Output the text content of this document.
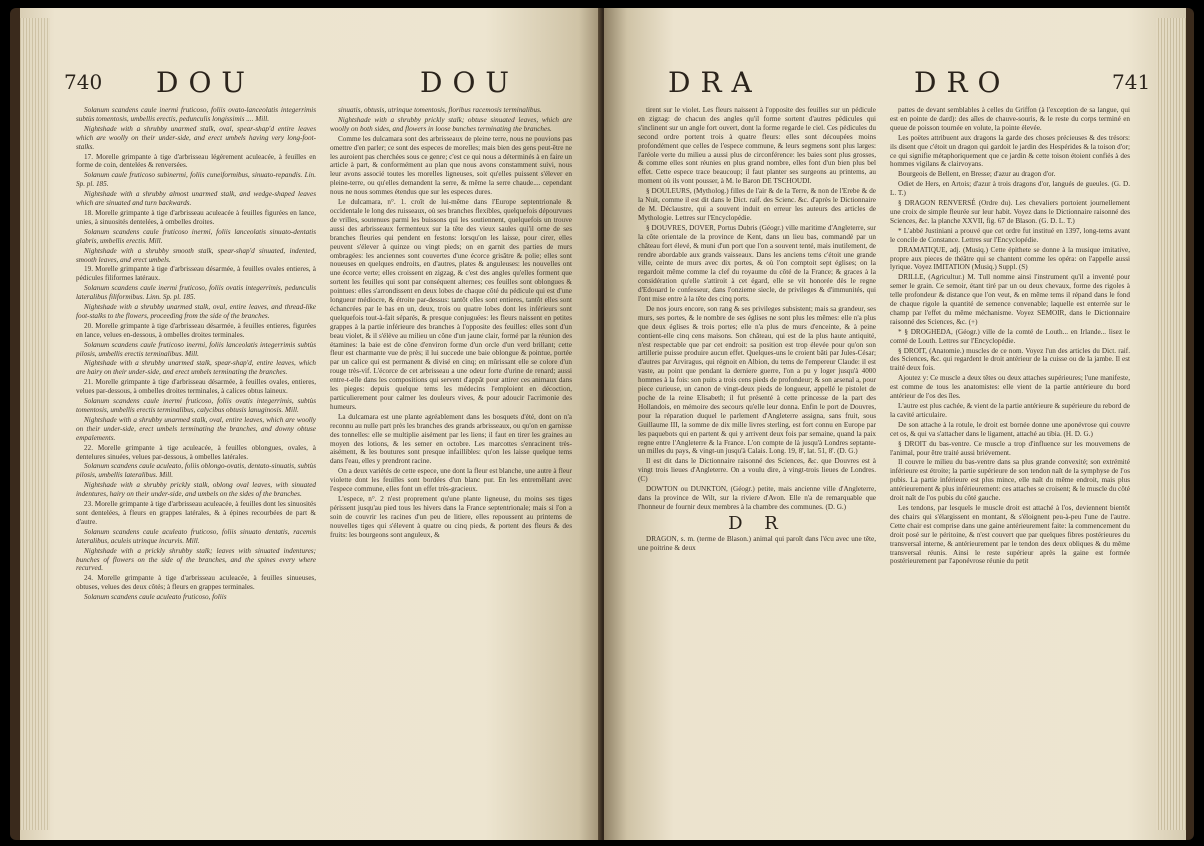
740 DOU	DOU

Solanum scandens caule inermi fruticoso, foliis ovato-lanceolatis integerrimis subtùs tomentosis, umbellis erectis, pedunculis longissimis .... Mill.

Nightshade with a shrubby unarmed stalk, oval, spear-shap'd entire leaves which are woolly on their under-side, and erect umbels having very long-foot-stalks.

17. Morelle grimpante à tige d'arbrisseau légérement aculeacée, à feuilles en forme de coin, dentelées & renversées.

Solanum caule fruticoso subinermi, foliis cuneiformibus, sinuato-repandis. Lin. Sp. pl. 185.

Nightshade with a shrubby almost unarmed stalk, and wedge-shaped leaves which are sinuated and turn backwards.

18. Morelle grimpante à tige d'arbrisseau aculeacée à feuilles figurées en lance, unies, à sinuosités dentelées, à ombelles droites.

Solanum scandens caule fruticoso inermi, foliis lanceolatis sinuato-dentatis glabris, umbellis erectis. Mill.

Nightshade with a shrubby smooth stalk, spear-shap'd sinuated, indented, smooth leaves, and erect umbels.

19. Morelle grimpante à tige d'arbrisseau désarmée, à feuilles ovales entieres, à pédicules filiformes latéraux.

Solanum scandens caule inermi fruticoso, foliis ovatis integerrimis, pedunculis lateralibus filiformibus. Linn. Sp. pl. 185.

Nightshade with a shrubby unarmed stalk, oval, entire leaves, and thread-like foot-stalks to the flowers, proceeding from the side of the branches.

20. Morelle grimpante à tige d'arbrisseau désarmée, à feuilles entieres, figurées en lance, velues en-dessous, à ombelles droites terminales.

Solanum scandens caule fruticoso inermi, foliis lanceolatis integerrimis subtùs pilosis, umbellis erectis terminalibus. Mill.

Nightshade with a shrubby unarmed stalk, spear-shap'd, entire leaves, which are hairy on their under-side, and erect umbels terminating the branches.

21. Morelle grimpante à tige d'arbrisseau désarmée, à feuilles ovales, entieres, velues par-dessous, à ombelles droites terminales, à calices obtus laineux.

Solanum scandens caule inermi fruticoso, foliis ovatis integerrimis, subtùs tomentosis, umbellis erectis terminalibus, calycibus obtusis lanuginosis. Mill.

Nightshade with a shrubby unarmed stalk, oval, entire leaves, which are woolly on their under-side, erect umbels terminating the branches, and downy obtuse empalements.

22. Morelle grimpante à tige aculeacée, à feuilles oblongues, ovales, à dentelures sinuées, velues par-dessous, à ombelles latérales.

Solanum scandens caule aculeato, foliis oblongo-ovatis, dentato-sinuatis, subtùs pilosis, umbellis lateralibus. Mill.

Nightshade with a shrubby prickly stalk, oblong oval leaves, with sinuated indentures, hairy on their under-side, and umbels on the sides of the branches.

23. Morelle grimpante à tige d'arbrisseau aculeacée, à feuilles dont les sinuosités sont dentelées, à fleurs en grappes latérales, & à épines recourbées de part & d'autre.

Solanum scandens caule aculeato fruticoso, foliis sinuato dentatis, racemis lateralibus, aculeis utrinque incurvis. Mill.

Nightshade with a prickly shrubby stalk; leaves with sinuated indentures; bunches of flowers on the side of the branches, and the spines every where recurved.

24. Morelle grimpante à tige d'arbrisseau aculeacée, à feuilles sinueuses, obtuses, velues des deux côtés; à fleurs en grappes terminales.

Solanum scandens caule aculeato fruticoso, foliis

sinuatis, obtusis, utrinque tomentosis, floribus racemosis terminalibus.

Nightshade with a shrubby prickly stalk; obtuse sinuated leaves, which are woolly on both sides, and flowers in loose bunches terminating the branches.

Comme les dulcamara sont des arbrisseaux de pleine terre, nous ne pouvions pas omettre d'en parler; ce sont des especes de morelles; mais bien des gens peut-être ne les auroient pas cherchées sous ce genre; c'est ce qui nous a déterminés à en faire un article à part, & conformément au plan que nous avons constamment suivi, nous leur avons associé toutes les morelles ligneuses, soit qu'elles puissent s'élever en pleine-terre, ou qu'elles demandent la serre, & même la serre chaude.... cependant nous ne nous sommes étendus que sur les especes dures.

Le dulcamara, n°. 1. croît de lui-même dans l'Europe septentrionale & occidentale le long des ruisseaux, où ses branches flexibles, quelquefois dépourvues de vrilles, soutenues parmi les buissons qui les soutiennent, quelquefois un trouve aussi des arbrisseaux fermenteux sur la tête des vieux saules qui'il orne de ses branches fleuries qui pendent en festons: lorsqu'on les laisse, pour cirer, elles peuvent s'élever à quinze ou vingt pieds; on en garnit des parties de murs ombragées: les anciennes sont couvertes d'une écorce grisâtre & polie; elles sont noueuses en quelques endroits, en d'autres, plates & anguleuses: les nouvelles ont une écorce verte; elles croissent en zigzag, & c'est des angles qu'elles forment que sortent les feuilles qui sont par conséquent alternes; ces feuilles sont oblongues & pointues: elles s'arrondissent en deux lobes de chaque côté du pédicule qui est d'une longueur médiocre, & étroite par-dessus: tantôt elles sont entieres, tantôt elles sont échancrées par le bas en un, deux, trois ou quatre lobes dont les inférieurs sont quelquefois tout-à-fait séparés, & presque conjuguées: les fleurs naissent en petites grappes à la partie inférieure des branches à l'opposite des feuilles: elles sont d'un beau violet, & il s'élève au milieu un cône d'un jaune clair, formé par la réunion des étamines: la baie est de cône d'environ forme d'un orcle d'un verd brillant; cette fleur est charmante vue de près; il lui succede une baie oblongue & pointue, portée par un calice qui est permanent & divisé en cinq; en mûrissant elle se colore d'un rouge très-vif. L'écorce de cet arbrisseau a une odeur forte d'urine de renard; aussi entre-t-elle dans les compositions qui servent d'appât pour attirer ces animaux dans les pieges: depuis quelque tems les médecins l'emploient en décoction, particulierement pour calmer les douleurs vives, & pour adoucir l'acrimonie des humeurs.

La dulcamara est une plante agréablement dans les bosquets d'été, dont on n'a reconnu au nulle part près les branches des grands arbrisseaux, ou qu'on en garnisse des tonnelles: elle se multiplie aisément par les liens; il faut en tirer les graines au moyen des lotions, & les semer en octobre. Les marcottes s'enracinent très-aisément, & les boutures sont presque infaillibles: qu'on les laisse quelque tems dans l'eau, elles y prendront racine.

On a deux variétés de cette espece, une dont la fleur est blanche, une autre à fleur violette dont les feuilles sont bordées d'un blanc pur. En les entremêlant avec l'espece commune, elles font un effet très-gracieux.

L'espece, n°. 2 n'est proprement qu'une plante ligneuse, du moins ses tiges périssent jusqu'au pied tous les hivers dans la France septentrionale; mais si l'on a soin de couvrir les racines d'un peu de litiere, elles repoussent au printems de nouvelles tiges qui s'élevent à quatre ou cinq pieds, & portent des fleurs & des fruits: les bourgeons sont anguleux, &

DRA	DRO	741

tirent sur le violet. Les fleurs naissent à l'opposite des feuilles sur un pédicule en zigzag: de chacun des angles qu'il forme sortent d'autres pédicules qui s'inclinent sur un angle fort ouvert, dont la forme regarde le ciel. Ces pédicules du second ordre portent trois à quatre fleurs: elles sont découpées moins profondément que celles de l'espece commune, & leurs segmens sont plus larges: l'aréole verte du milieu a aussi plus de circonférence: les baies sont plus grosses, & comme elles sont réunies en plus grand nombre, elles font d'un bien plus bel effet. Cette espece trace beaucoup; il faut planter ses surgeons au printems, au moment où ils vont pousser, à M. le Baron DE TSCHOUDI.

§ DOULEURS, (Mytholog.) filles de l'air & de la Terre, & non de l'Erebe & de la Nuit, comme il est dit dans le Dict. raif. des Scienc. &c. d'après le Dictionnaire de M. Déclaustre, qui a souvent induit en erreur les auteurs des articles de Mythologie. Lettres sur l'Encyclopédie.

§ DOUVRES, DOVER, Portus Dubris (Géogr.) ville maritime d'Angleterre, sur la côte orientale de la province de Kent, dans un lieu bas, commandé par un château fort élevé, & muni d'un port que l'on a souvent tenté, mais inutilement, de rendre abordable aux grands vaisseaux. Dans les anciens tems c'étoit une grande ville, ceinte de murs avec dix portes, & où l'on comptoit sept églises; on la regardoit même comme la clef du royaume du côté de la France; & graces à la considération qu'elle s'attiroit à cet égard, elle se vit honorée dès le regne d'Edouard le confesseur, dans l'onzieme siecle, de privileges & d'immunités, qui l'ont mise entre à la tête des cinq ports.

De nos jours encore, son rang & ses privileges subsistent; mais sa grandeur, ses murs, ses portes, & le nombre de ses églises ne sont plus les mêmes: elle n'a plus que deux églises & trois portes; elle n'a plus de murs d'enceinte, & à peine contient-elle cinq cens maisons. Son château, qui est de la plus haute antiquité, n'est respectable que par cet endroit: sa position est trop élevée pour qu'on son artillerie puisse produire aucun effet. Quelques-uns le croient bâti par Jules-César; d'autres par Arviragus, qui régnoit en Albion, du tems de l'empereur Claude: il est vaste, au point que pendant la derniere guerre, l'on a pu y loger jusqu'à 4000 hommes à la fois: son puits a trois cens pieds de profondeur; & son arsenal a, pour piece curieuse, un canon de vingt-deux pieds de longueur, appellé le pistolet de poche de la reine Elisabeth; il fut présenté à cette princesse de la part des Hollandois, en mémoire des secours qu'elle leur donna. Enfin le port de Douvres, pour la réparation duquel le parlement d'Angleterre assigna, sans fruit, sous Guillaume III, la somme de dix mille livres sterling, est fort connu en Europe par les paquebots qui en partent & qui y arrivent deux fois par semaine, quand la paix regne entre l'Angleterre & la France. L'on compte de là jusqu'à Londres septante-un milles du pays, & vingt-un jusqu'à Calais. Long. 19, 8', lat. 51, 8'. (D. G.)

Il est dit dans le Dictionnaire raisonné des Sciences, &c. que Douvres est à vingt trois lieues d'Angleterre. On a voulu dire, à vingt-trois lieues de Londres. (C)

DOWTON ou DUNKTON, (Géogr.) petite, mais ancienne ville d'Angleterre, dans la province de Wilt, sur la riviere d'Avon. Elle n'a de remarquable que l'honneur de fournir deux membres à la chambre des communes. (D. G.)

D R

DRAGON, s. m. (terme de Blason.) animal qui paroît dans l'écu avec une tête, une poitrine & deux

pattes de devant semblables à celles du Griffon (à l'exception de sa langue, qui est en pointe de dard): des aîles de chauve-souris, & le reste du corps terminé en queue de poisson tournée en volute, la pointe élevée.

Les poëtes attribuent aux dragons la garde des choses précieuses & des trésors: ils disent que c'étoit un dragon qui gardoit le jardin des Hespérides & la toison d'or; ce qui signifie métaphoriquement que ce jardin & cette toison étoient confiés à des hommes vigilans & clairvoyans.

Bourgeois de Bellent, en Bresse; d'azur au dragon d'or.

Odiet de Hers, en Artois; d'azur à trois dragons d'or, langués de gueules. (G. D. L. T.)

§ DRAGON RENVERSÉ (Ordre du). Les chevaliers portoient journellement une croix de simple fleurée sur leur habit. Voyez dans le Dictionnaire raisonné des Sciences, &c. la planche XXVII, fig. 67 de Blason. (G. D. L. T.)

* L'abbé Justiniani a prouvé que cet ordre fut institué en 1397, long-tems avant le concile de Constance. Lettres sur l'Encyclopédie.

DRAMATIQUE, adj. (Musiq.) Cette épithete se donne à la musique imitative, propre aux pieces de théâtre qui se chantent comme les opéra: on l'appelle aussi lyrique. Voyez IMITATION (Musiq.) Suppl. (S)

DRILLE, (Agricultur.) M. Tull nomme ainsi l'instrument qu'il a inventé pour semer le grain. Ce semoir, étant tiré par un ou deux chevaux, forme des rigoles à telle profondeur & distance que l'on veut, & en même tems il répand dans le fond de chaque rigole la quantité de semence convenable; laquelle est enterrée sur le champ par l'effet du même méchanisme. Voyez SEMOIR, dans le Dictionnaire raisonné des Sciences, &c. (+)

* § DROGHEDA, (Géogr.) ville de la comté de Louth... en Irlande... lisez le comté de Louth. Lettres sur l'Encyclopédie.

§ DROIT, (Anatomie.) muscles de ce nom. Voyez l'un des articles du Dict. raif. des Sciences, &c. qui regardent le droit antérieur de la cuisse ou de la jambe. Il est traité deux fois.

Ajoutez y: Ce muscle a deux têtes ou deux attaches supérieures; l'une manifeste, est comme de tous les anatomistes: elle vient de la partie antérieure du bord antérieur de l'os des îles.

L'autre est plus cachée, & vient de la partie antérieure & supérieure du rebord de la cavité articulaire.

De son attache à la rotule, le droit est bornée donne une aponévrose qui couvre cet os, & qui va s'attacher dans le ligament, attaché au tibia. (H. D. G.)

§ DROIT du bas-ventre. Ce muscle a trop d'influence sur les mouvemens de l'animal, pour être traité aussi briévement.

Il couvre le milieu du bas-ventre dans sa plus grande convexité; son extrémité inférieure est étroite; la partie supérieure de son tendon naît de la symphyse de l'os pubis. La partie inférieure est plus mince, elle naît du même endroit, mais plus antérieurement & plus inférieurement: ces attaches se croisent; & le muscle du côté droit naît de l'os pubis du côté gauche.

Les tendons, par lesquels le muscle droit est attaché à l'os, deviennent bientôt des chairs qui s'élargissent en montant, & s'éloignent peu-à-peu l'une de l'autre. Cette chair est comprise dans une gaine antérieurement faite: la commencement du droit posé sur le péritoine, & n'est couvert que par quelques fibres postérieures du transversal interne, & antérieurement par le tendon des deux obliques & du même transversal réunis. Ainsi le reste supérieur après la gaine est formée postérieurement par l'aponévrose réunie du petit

##############################

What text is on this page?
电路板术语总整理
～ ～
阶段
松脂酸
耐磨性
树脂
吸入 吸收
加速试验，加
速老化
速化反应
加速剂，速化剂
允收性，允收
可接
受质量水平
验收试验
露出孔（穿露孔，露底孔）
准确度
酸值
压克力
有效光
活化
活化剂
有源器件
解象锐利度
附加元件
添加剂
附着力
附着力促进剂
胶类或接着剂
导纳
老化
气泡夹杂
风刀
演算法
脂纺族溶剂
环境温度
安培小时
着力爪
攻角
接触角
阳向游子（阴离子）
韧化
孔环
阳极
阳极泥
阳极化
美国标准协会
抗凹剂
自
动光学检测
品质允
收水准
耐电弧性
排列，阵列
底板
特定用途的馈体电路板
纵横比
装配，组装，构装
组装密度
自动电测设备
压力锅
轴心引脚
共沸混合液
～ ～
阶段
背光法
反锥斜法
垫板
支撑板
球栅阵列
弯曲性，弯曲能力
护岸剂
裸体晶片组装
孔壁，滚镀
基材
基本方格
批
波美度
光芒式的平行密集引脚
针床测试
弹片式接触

##############################

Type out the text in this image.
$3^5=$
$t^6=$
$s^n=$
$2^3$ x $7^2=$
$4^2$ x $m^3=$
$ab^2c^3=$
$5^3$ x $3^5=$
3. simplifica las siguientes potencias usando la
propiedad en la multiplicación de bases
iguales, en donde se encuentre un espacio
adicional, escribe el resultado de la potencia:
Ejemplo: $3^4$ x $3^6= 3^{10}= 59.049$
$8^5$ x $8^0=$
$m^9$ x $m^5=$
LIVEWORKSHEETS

##############################

**Problem statement:**
State the number of lines holding the word "Blason" in the listing. Add nothing else.

**Response for this exercise:**
2